-------- Information shown --------
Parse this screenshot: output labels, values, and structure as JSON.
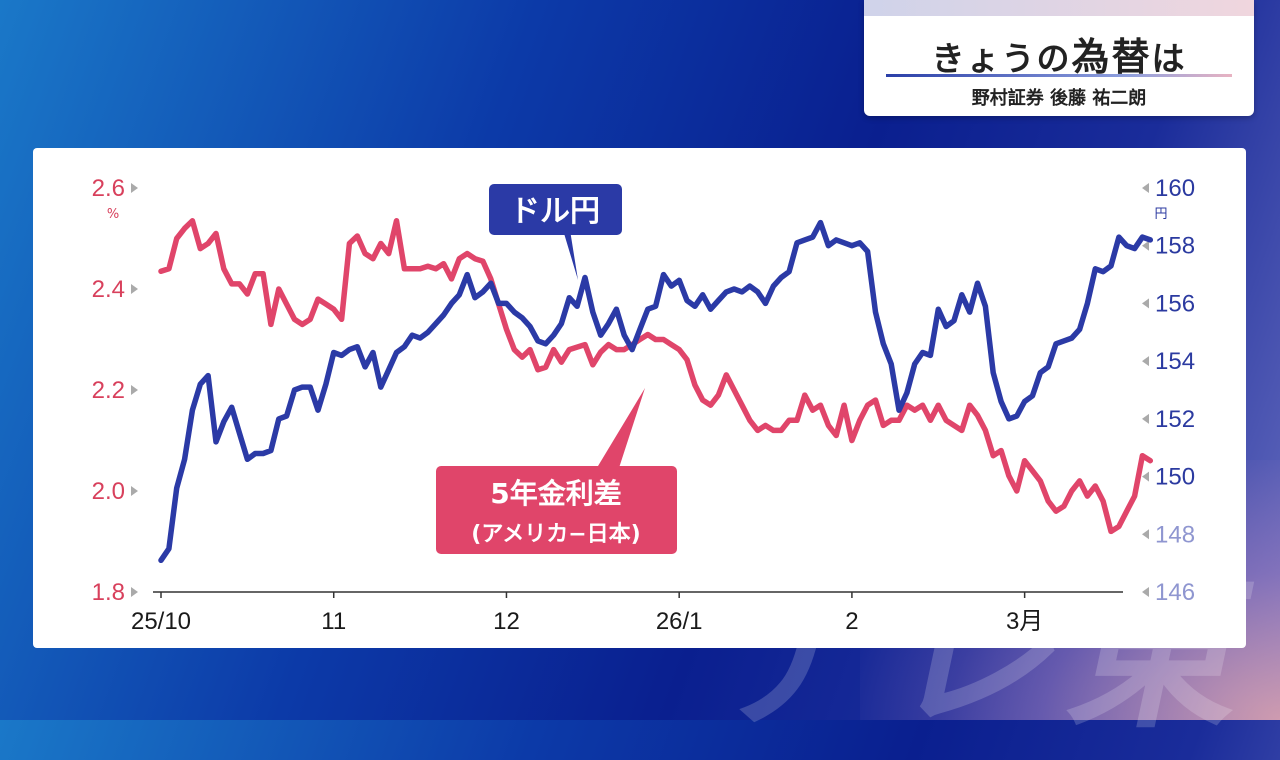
{
  "header": {
    "title_prefix": "きょうの",
    "title_emph": "為替",
    "title_suffix": "は",
    "subtitle": "野村証券 後藤 祐二朗"
  },
  "watermark_text": "テレ東",
  "colors": {
    "usdjpy": "#2b3aa6",
    "rate_diff": "#e0456a",
    "left_axis": "#d8405c",
    "right_axis": "#2b3aa0"
  },
  "chart_data": {
    "type": "line",
    "xlabel": "",
    "x_ticks": [
      "25/10",
      "11",
      "12",
      "26/1",
      "2",
      "3月"
    ],
    "y_left": {
      "label": "",
      "unit": "%",
      "ylim": [
        1.8,
        2.6
      ],
      "ticks": [
        "2.6",
        "2.4",
        "2.2",
        "2.0",
        "1.8"
      ]
    },
    "y_right": {
      "label": "",
      "unit": "円",
      "ylim": [
        146,
        160
      ],
      "ticks": [
        "160",
        "158",
        "156",
        "154",
        "152",
        "150",
        "148",
        "146"
      ]
    },
    "grid": false,
    "series": [
      {
        "name": "ドル円",
        "axis": "right",
        "x": [
          0,
          1,
          2,
          3,
          4,
          5,
          6,
          7,
          8,
          9,
          10,
          11,
          12,
          13,
          14,
          15,
          16,
          17,
          18,
          19,
          20,
          21,
          22,
          23,
          24,
          25,
          26,
          27,
          28,
          29,
          30,
          31,
          32,
          33,
          34,
          35,
          36,
          37,
          38,
          39,
          40,
          41,
          42,
          43,
          44,
          45,
          46,
          47,
          48,
          49,
          50,
          51,
          52,
          53,
          54,
          55,
          56,
          57,
          58,
          59,
          60,
          61,
          62,
          63,
          64,
          65,
          66,
          67,
          68,
          69,
          70,
          71,
          72,
          73,
          74,
          75,
          76,
          77,
          78,
          79,
          80,
          81,
          82,
          83,
          84,
          85,
          86,
          87,
          88,
          89,
          90,
          91,
          92,
          93,
          94,
          95,
          96,
          97,
          98,
          99,
          100,
          101,
          102,
          103,
          104,
          105,
          106,
          107,
          108,
          109,
          110,
          111,
          112,
          113,
          114,
          115,
          116,
          117,
          118,
          119,
          120,
          121,
          122,
          123,
          124,
          125,
          126
        ],
        "values": [
          147.1,
          147.5,
          149.6,
          150.6,
          152.3,
          153.2,
          153.5,
          151.2,
          151.9,
          152.4,
          151.5,
          150.6,
          150.8,
          150.8,
          150.9,
          152.0,
          152.1,
          153.0,
          153.1,
          153.1,
          152.3,
          153.2,
          154.3,
          154.2,
          154.4,
          154.5,
          153.8,
          154.3,
          153.1,
          153.7,
          154.3,
          154.5,
          154.9,
          154.8,
          155.0,
          155.3,
          155.6,
          156.0,
          156.3,
          157.0,
          156.2,
          156.4,
          156.7,
          156.0,
          156.0,
          155.7,
          155.5,
          155.2,
          154.7,
          154.6,
          154.9,
          155.3,
          156.2,
          155.9,
          156.9,
          155.7,
          154.9,
          155.3,
          155.8,
          154.9,
          154.4,
          155.1,
          155.8,
          155.9,
          157.0,
          156.6,
          156.8,
          156.1,
          155.9,
          156.3,
          155.8,
          156.1,
          156.4,
          156.5,
          156.4,
          156.6,
          156.4,
          156.0,
          156.6,
          156.9,
          157.1,
          158.1,
          158.2,
          158.3,
          158.8,
          158.0,
          158.2,
          158.1,
          158.0,
          158.1,
          157.8,
          155.7,
          154.6,
          153.9,
          152.3,
          152.9,
          153.9,
          154.3,
          154.2,
          155.8,
          155.2,
          155.4,
          156.3,
          155.7,
          156.7,
          155.9,
          153.6,
          152.6,
          152.0,
          152.1,
          152.6,
          152.8,
          153.6,
          153.8,
          154.6,
          154.7,
          154.8,
          155.1,
          156.0,
          157.2,
          157.1,
          157.3,
          158.3,
          158.0,
          157.9,
          158.3,
          158.2
        ]
      },
      {
        "name": "5年金利差",
        "name_sub": "(アメリカ−日本)",
        "axis": "left",
        "x": [
          0,
          1,
          2,
          3,
          4,
          5,
          6,
          7,
          8,
          9,
          10,
          11,
          12,
          13,
          14,
          15,
          16,
          17,
          18,
          19,
          20,
          21,
          22,
          23,
          24,
          25,
          26,
          27,
          28,
          29,
          30,
          31,
          32,
          33,
          34,
          35,
          36,
          37,
          38,
          39,
          40,
          41,
          42,
          43,
          44,
          45,
          46,
          47,
          48,
          49,
          50,
          51,
          52,
          53,
          54,
          55,
          56,
          57,
          58,
          59,
          60,
          61,
          62,
          63,
          64,
          65,
          66,
          67,
          68,
          69,
          70,
          71,
          72,
          73,
          74,
          75,
          76,
          77,
          78,
          79,
          80,
          81,
          82,
          83,
          84,
          85,
          86,
          87,
          88,
          89,
          90,
          91,
          92,
          93,
          94,
          95,
          96,
          97,
          98,
          99,
          100,
          101,
          102,
          103,
          104,
          105,
          106,
          107,
          108,
          109,
          110,
          111,
          112,
          113,
          114,
          115,
          116,
          117,
          118,
          119,
          120,
          121,
          122,
          123,
          124,
          125,
          126
        ],
        "values": [
          2.435,
          2.44,
          2.5,
          2.52,
          2.535,
          2.48,
          2.49,
          2.51,
          2.44,
          2.41,
          2.41,
          2.39,
          2.43,
          2.43,
          2.33,
          2.4,
          2.37,
          2.34,
          2.33,
          2.34,
          2.38,
          2.37,
          2.36,
          2.34,
          2.49,
          2.505,
          2.47,
          2.46,
          2.49,
          2.47,
          2.535,
          2.44,
          2.44,
          2.44,
          2.445,
          2.44,
          2.45,
          2.42,
          2.46,
          2.47,
          2.46,
          2.455,
          2.42,
          2.37,
          2.32,
          2.28,
          2.265,
          2.28,
          2.24,
          2.245,
          2.28,
          2.255,
          2.28,
          2.285,
          2.29,
          2.25,
          2.275,
          2.29,
          2.28,
          2.28,
          2.29,
          2.3,
          2.31,
          2.3,
          2.3,
          2.29,
          2.28,
          2.26,
          2.21,
          2.18,
          2.17,
          2.19,
          2.23,
          2.2,
          2.17,
          2.14,
          2.12,
          2.13,
          2.12,
          2.12,
          2.14,
          2.14,
          2.19,
          2.16,
          2.17,
          2.13,
          2.11,
          2.17,
          2.1,
          2.14,
          2.17,
          2.18,
          2.13,
          2.14,
          2.14,
          2.17,
          2.16,
          2.17,
          2.14,
          2.17,
          2.14,
          2.13,
          2.12,
          2.17,
          2.15,
          2.12,
          2.07,
          2.08,
          2.03,
          2.0,
          2.06,
          2.04,
          2.02,
          1.98,
          1.96,
          1.97,
          2.0,
          2.02,
          1.99,
          2.01,
          1.98,
          1.92,
          1.93,
          1.96,
          1.99,
          2.07,
          2.06
        ]
      }
    ],
    "x_tick_positions": [
      0,
      22,
      44,
      66,
      88,
      110
    ],
    "annotations": [
      {
        "text": "ドル円",
        "series": "ドル円"
      },
      {
        "text": "5年金利差",
        "sub": "(アメリカ−日本)",
        "series": "5年金利差"
      }
    ]
  }
}
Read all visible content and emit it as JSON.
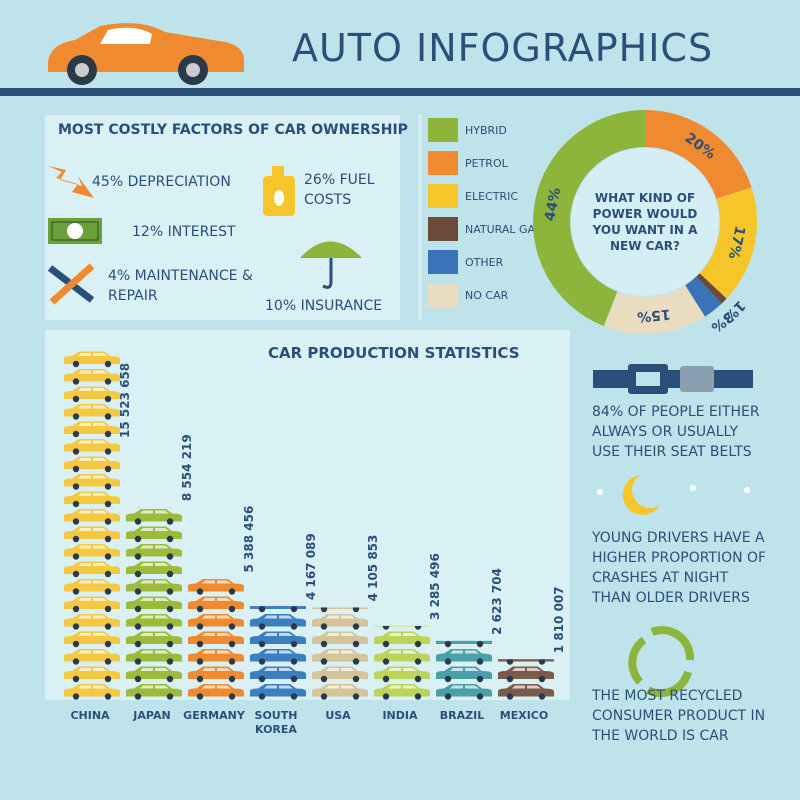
--------
## What is being asked
Leave the pictures out, and print every line of the listing exactly as written.

## Task response
Parse this screenshot: output labels, values, and structure as JSON.
{
  "header": {
    "title_prefix": "きょうの",
    "title_emph": "為替",
    "title_suffix": "は",
    "subtitle": "野村証券 後藤 祐二朗"
  },
  "watermark_text": "テレ東",
  "colors": {
    "usdjpy": "#2b3aa6",
    "rate_diff": "#e0456a",
    "left_axis": "#d8405c",
    "right_axis": "#2b3aa0"
  },
  "chart_data": {
    "type": "line",
    "xlabel": "",
    "x_ticks": [
      "25/10",
      "11",
      "12",
      "26/1",
      "2",
      "3月"
    ],
    "y_left": {
      "label": "",
      "unit": "%",
      "ylim": [
        1.8,
        2.6
      ],
      "ticks": [
        "2.6",
        "2.4",
        "2.2",
        "2.0",
        "1.8"
      ]
    },
    "y_right": {
      "label": "",
      "unit": "円",
      "ylim": [
        146,
        160
      ],
      "ticks": [
        "160",
        "158",
        "156",
        "154",
        "152",
        "150",
        "148",
        "146"
      ]
    },
    "grid": false,
    "series": [
      {
        "name": "ドル円",
        "axis": "right",
        "x": [
          0,
          1,
          2,
          3,
          4,
          5,
          6,
          7,
          8,
          9,
          10,
          11,
          12,
          13,
          14,
          15,
          16,
          17,
          18,
          19,
          20,
          21,
          22,
          23,
          24,
          25,
          26,
          27,
          28,
          29,
          30,
          31,
          32,
          33,
          34,
          35,
          36,
          37,
          38,
          39,
          40,
          41,
          42,
          43,
          44,
          45,
          46,
          47,
          48,
          49,
          50,
          51,
          52,
          53,
          54,
          55,
          56,
          57,
          58,
          59,
          60,
          61,
          62,
          63,
          64,
          65,
          66,
          67,
          68,
          69,
          70,
          71,
          72,
          73,
          74,
          75,
          76,
          77,
          78,
          79,
          80,
          81,
          82,
          83,
          84,
          85,
          86,
          87,
          88,
          89,
          90,
          91,
          92,
          93,
          94,
          95,
          96,
          97,
          98,
          99,
          100,
          101,
          102,
          103,
          104,
          105,
          106,
          107,
          108,
          109,
          110,
          111,
          112,
          113,
          114,
          115,
          116,
          117,
          118,
          119,
          120,
          121,
          122,
          123,
          124,
          125,
          126
        ],
        "values": [
          147.1,
          147.5,
          149.6,
          150.6,
          152.3,
          153.2,
          153.5,
          151.2,
          151.9,
          152.4,
          151.5,
          150.6,
          150.8,
          150.8,
          150.9,
          152.0,
          152.1,
          153.0,
          153.1,
          153.1,
          152.3,
          153.2,
          154.3,
          154.2,
          154.4,
          154.5,
          153.8,
          154.3,
          153.1,
          153.7,
          154.3,
          154.5,
          154.9,
          154.8,
          155.0,
          155.3,
          155.6,
          156.0,
          156.3,
          157.0,
          156.2,
          156.4,
          156.7,
          156.0,
          156.0,
          155.7,
          155.5,
          155.2,
          154.7,
          154.6,
          154.9,
          155.3,
          156.2,
          155.9,
          156.9,
          155.7,
          154.9,
          155.3,
          155.8,
          154.9,
          154.4,
          155.1,
          155.8,
          155.9,
          157.0,
          156.6,
          156.8,
          156.1,
          155.9,
          156.3,
          155.8,
          156.1,
          156.4,
          156.5,
          156.4,
          156.6,
          156.4,
          156.0,
          156.6,
          156.9,
          157.1,
          158.1,
          158.2,
          158.3,
          158.8,
          158.0,
          158.2,
          158.1,
          158.0,
          158.1,
          157.8,
          155.7,
          154.6,
          153.9,
          152.3,
          152.9,
          153.9,
          154.3,
          154.2,
          155.8,
          155.2,
          155.4,
          156.3,
          155.7,
          156.7,
          155.9,
          153.6,
          152.6,
          152.0,
          152.1,
          152.6,
          152.8,
          153.6,
          153.8,
          154.6,
          154.7,
          154.8,
          155.1,
          156.0,
          157.2,
          157.1,
          157.3,
          158.3,
          158.0,
          157.9,
          158.3,
          158.2
        ]
      },
      {
        "name": "5年金利差",
        "name_sub": "(アメリカ−日本)",
        "axis": "left",
        "x": [
          0,
          1,
          2,
          3,
          4,
          5,
          6,
          7,
          8,
          9,
          10,
          11,
          12,
          13,
          14,
          15,
          16,
          17,
          18,
          19,
          20,
          21,
          22,
          23,
          24,
          25,
          26,
          27,
          28,
          29,
          30,
          31,
          32,
          33,
          34,
          35,
          36,
          37,
          38,
          39,
          40,
          41,
          42,
          43,
          44,
          45,
          46,
          47,
          48,
          49,
          50,
          51,
          52,
          53,
          54,
          55,
          56,
          57,
          58,
          59,
          60,
          61,
          62,
          63,
          64,
          65,
          66,
          67,
          68,
          69,
          70,
          71,
          72,
          73,
          74,
          75,
          76,
          77,
          78,
          79,
          80,
          81,
          82,
          83,
          84,
          85,
          86,
          87,
          88,
          89,
          90,
          91,
          92,
          93,
          94,
          95,
          96,
          97,
          98,
          99,
          100,
          101,
          102,
          103,
          104,
          105,
          106,
          107,
          108,
          109,
          110,
          111,
          112,
          113,
          114,
          115,
          116,
          117,
          118,
          119,
          120,
          121,
          122,
          123,
          124,
          125,
          126
        ],
        "values": [
          2.435,
          2.44,
          2.5,
          2.52,
          2.535,
          2.48,
          2.49,
          2.51,
          2.44,
          2.41,
          2.41,
          2.39,
          2.43,
          2.43,
          2.33,
          2.4,
          2.37,
          2.34,
          2.33,
          2.34,
          2.38,
          2.37,
          2.36,
          2.34,
          2.49,
          2.505,
          2.47,
          2.46,
          2.49,
          2.47,
          2.535,
          2.44,
          2.44,
          2.44,
          2.445,
          2.44,
          2.45,
          2.42,
          2.46,
          2.47,
          2.46,
          2.455,
          2.42,
          2.37,
          2.32,
          2.28,
          2.265,
          2.28,
          2.24,
          2.245,
          2.28,
          2.255,
          2.28,
          2.285,
          2.29,
          2.25,
          2.275,
          2.29,
          2.28,
          2.28,
          2.29,
          2.3,
          2.31,
          2.3,
          2.3,
          2.29,
          2.28,
          2.26,
          2.21,
          2.18,
          2.17,
          2.19,
          2.23,
          2.2,
          2.17,
          2.14,
          2.12,
          2.13,
          2.12,
          2.12,
          2.14,
          2.14,
          2.19,
          2.16,
          2.17,
          2.13,
          2.11,
          2.17,
          2.1,
          2.14,
          2.17,
          2.18,
          2.13,
          2.14,
          2.14,
          2.17,
          2.16,
          2.17,
          2.14,
          2.17,
          2.14,
          2.13,
          2.12,
          2.17,
          2.15,
          2.12,
          2.07,
          2.08,
          2.03,
          2.0,
          2.06,
          2.04,
          2.02,
          1.98,
          1.96,
          1.97,
          2.0,
          2.02,
          1.99,
          2.01,
          1.98,
          1.92,
          1.93,
          1.96,
          1.99,
          2.07,
          2.06
        ]
      }
    ],
    "x_tick_positions": [
      0,
      22,
      44,
      66,
      88,
      110
    ],
    "annotations": [
      {
        "text": "ドル円",
        "series": "ドル円"
      },
      {
        "text": "5年金利差",
        "sub": "(アメリカ−日本)",
        "series": "5年金利差"
      }
    ]
  }
}
Read all visible content and emit it as JSON.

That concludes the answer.